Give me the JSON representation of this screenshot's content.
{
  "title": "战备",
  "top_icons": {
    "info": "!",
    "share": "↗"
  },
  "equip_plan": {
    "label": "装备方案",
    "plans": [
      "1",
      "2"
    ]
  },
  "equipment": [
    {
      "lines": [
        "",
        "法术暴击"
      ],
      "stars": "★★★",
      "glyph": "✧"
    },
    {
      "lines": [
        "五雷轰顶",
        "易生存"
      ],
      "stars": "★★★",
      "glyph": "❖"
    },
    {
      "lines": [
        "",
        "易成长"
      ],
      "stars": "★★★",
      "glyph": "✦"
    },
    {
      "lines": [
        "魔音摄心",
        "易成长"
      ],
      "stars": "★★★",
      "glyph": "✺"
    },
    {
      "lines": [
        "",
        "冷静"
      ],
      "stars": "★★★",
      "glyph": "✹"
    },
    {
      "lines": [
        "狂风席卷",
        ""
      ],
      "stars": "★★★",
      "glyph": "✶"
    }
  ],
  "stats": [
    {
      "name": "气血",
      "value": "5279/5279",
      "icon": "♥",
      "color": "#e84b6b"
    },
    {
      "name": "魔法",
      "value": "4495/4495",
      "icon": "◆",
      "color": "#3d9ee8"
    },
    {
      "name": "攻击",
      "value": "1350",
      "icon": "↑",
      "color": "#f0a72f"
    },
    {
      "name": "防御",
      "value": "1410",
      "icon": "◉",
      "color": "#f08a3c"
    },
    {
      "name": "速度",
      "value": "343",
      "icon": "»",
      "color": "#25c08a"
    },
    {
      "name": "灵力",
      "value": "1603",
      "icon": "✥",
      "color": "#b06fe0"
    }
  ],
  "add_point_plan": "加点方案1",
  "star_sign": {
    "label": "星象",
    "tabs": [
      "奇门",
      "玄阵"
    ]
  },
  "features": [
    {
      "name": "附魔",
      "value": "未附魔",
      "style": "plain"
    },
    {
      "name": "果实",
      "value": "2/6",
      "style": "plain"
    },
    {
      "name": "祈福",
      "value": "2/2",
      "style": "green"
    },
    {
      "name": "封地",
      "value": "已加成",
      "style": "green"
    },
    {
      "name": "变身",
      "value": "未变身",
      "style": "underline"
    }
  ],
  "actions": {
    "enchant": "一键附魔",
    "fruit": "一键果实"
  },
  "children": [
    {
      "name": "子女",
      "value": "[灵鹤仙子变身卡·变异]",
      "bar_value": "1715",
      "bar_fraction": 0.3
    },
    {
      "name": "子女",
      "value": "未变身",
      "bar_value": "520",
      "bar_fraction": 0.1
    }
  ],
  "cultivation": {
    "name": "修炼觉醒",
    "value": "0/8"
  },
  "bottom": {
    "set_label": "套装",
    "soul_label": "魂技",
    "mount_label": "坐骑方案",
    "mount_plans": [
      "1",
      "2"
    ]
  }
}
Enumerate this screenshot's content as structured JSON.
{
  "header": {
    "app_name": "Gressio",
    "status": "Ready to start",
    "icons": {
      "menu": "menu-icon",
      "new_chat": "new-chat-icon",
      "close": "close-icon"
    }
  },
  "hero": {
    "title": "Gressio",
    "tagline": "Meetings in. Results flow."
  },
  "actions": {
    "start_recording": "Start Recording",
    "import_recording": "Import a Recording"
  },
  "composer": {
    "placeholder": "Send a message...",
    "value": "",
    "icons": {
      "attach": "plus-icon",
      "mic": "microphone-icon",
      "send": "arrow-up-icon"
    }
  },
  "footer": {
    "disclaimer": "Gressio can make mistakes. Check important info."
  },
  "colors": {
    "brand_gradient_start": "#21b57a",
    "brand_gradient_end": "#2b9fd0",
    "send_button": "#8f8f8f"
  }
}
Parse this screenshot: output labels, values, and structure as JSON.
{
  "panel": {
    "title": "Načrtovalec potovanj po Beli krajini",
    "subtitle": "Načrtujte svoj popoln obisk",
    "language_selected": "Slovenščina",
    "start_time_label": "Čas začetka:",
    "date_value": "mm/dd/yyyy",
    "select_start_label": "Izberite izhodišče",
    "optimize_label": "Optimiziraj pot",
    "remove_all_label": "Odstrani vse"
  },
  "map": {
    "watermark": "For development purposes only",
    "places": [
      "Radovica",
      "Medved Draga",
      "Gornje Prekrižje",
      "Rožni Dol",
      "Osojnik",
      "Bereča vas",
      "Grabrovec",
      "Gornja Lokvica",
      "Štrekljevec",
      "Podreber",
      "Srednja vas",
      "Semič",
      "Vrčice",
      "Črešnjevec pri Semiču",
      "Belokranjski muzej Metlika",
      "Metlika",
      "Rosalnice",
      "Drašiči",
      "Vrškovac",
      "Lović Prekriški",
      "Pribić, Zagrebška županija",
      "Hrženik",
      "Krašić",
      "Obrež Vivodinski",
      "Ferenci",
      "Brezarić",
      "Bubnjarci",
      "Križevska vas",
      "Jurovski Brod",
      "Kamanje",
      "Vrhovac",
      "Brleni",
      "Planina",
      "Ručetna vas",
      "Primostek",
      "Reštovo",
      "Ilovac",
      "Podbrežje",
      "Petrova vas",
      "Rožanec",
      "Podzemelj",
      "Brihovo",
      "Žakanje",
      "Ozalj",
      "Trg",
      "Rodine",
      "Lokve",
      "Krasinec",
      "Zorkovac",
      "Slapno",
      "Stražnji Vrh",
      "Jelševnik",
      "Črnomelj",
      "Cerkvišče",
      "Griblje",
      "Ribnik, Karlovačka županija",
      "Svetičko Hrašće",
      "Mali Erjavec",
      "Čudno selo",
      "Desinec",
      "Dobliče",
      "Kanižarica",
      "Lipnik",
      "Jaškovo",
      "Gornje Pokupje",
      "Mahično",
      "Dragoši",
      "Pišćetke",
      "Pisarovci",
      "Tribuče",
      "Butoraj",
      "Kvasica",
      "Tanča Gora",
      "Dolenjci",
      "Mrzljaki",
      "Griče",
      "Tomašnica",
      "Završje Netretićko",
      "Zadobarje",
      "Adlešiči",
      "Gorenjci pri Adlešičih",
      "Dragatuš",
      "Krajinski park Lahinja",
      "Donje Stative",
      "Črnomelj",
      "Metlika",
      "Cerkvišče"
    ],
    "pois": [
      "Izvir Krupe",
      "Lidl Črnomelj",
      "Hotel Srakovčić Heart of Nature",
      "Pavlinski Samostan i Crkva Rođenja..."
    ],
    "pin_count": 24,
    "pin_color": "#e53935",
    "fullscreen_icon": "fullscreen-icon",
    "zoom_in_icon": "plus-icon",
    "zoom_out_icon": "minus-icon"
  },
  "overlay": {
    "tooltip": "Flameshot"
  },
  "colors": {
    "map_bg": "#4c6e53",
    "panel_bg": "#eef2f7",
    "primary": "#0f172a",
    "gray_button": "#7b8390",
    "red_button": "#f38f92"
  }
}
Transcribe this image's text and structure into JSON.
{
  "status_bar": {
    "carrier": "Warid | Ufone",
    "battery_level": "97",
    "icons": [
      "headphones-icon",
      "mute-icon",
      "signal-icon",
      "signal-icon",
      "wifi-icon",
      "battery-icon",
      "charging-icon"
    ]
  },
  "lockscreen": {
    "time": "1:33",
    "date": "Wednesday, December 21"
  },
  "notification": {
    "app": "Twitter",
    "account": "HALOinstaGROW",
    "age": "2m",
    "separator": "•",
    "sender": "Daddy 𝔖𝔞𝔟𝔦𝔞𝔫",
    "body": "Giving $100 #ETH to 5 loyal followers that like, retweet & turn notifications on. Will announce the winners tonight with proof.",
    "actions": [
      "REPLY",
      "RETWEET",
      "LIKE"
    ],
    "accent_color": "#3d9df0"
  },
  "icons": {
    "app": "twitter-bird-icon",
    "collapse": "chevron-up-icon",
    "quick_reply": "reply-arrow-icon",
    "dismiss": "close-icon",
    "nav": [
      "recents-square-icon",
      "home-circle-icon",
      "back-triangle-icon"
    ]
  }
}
• • • •
Description of the task |
From the listing, copy every line where the string "info" appears.

Response to the exercise |
    "info": "!",
    "disclaimer": "Gressio can make mistakes. Check important info."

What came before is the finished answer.